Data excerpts
*****

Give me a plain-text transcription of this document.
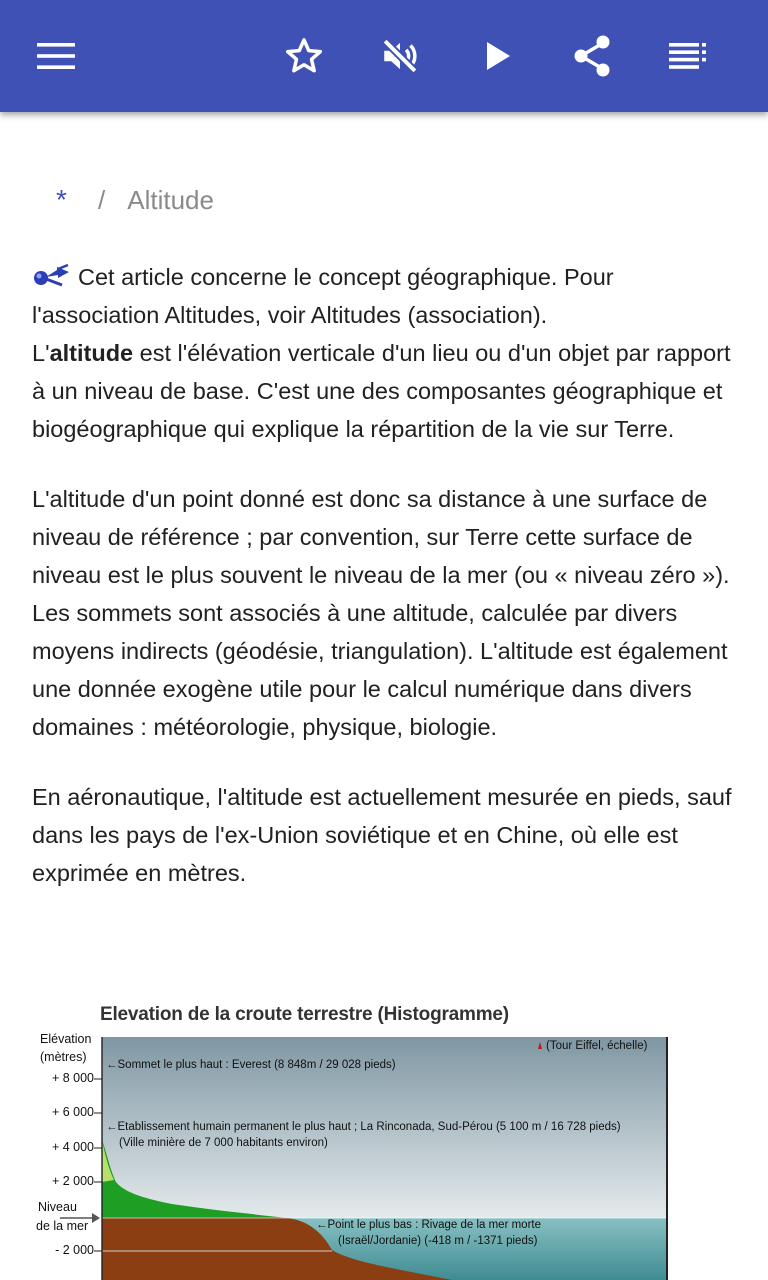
*	/ Altitude

Cet article concerne le concept géographique. Pour l'association Altitudes, voir Altitudes (association).
L'altitude est l'élévation verticale d'un lieu ou d'un objet par rapport à un niveau de base. C'est une des composantes géographique et biogéographique qui explique la répartition de la vie sur Terre.

L'altitude d'un point donné est donc sa distance à une surface de niveau de référence ; par convention, sur Terre cette surface de niveau est le plus souvent le niveau de la mer (ou « niveau zéro »). Les sommets sont associés à une altitude, calculée par divers moyens indirects (géodésie, triangulation). L'altitude est également une donnée exogène utile pour le calcul numérique dans divers domaines : météorologie, physique, biologie.

En aéronautique, l'altitude est actuellement mesurée en pieds, sauf dans les pays de l'ex-Union soviétique et en Chine, où elle est exprimée en mètres.

Elevation de la croute terrestre (Histogramme)
Elévation
(mètres)
+ 8 000
+ 6 000
+ 4 000
+ 2 000
- 2 000
Niveau
de la mer
(Tour Eiffel, échelle)
←Sommet le plus haut : Everest (8 848m / 29 028 pieds)
←Etablissement humain permanent le plus haut ; La Rinconada, Sud-Pérou (5 100 m / 16 728 pieds)
(Ville minière de 7 000 habitants environ)
←Point le plus bas : Rivage de la mer morte
(Israël/Jordanie) (-418 m / -1371 pieds)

*****

### Aim
Go through the records line by line and count those containing the string "dans". Give only the total.

### Answer below
2